## TO BE DONE
A. Answer these questions using the report on the Westfield Conservation Commission hearing:
(i) In which city is White Engineering based?
(ii) Who chairs the Conservation Commission?
(iii) What did White say his company had failed to identify Arm Brook as?
B. Continue the report on the Westfield Conservation Commission hearing, picking up after its final sentence.

## PAGE EXTRACT
WESTFIELD – Brent White of White Engineering in Pittsfield came before the Conservation Commission on July 13 for a Notice of Intent (NOI) on improvements planned at the Heritage Residents Association at 898 Southampton Road, including paving roadways, new water lines and stormwater management with the 200 foot riverfront area of Arm Brook.

White said approximately a year and a half ago the resident of the mobile home park acquired ownership through ROC (Resident Owners Communities), and retained his firm. He said they have discovered a fair amount of leakage in the water system, the road needs repair, and they also plan to provide stormwater management improvements.

White said among their plans are rain gardens and buffer plantings for mitigation of disturbed areas. He said the goal is to completely reconstruct the water distribution system throughout the park, adding that his firm has worked for a number of mobile home parks, and will provide state of the art materials.

White said as part of the repaving, there is some existing gravel that they will pave, and some that they will restore to lawn.

White also provided a filing with the Department of Environmental Protection (DEP) along with their comments on the project. He said the site visit with the commissioners will allow them to look at the comments with greater detail.

Commission chair David A. Doe asked where the work will occur. White said throughout the entire property, both inside and outside of the riverfront resource area.

Reviewing the DEP comments, White said his company had failed to identify Arm Brook as a coldwater fishery, which has been corrected.

He said there are a number of exempt activities, such as all work associated with water line repairs, which are clearly needed. Other DEP comments referred to unpermitted clearing or mowing, which White said they are checking into and will address if needed with a mowing plan.

[Layout coordinate data]
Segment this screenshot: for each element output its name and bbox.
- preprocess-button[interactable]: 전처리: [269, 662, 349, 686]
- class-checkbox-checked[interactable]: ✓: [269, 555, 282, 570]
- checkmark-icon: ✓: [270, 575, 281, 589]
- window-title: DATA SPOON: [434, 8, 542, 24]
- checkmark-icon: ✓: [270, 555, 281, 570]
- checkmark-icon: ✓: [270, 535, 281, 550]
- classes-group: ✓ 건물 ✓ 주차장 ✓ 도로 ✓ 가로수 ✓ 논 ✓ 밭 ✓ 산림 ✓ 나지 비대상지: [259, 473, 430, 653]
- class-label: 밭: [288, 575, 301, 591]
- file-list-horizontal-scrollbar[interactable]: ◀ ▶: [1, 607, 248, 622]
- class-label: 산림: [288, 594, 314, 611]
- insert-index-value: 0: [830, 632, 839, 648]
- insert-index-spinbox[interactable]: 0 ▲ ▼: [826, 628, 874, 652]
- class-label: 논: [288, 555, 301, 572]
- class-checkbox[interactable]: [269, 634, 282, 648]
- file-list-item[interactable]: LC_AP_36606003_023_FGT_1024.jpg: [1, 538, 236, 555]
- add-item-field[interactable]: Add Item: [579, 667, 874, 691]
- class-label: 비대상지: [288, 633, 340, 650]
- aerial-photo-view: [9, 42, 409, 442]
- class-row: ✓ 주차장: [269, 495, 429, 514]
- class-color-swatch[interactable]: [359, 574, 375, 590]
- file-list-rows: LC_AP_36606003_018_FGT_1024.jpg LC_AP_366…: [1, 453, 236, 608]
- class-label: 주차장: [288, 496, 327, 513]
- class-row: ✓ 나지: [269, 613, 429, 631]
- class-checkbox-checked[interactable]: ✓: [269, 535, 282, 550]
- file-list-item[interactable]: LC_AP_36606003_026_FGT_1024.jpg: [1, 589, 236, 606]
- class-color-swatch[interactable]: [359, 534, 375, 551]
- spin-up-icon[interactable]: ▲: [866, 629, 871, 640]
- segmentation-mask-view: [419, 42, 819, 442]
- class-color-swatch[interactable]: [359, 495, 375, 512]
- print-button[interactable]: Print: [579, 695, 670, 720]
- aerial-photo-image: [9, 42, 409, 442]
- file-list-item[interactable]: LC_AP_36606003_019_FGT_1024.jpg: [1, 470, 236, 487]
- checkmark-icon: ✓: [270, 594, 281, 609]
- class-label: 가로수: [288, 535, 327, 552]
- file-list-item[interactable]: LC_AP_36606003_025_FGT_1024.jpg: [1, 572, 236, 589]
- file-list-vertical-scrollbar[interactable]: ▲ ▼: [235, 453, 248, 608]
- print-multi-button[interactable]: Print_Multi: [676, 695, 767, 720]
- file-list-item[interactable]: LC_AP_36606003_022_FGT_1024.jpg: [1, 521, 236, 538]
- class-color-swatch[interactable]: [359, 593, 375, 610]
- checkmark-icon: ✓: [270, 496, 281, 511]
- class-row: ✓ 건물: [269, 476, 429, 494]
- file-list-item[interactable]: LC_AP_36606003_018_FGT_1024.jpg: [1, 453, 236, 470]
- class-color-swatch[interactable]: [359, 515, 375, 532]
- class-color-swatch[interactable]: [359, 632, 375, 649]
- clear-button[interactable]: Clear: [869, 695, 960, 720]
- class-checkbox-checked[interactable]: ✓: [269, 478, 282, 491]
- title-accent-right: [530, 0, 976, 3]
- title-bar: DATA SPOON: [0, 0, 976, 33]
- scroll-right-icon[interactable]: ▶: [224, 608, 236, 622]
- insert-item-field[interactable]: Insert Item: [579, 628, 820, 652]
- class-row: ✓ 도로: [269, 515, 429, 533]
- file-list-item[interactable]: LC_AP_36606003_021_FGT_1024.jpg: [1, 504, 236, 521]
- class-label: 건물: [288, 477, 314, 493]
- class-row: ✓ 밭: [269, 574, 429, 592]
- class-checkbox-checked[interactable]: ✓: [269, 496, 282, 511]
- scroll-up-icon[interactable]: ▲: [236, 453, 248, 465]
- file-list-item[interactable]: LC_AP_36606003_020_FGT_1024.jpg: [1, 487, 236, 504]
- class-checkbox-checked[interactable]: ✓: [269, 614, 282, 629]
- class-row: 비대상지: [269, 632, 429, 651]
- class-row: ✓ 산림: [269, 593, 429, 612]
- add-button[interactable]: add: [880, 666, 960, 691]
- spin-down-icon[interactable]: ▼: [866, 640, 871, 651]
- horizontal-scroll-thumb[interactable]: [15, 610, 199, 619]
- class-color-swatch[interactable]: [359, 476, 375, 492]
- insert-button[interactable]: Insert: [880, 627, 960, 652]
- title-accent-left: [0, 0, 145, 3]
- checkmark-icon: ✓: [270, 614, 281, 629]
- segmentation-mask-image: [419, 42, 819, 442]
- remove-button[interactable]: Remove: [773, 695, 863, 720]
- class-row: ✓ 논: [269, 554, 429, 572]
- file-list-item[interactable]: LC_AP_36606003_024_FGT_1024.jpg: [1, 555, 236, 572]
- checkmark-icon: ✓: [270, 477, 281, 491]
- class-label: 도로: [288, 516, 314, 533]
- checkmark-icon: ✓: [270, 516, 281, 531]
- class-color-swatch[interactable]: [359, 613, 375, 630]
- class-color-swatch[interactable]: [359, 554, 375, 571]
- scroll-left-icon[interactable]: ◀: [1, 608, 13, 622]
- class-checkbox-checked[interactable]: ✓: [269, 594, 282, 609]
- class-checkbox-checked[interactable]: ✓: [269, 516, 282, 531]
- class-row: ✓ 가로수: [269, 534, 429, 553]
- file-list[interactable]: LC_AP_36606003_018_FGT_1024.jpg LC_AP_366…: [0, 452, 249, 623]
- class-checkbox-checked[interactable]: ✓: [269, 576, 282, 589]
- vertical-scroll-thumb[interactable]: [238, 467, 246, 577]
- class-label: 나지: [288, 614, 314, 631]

## WRITTEN ANSWERS
A.
(i) Pittsfield
(ii) David A. Doe
(iii) A coldwater fishery

B.
With respect to rain gardens, White said from his perspective as a designer there are relatively small sub catchments where rain will drain, which has resulted in problematic pooling. He said they need to pitch the roads to drain and provide depressed areas to drain, and proposed rain gardens with more natural vegetation, as compared to a rip rap, a hole in the ground with a few shrubs

“My goal is to make conditions of the road safe for residents year-round,” White said, adding that the rain garden would help and would be an improvement to the property, but could be converted to four bays and more planting around Arm Brook. He said there is very little information on the underground utilities, mains and service lines, and they have contracted with a ground penetrating radar company to get that information. “The biggest concern I have is don’t do any more damage than you already have; e.g., don’t hit the water main,” he said.

Doe asked whether White could stake out the proposed rain gardens before the site visit. The NOI was continued to the next meeting on July 27.

Heritage Residents Association treasurer Danny Boyle said the work that is going to be done was structured into the loan agreement when the homeowners association purchased the park through ROC (Resident Owned Communities). He said the work is going to be extensive, giving a ballpark figure of $600,000. “It’s a great thing for our park,” Boyle said.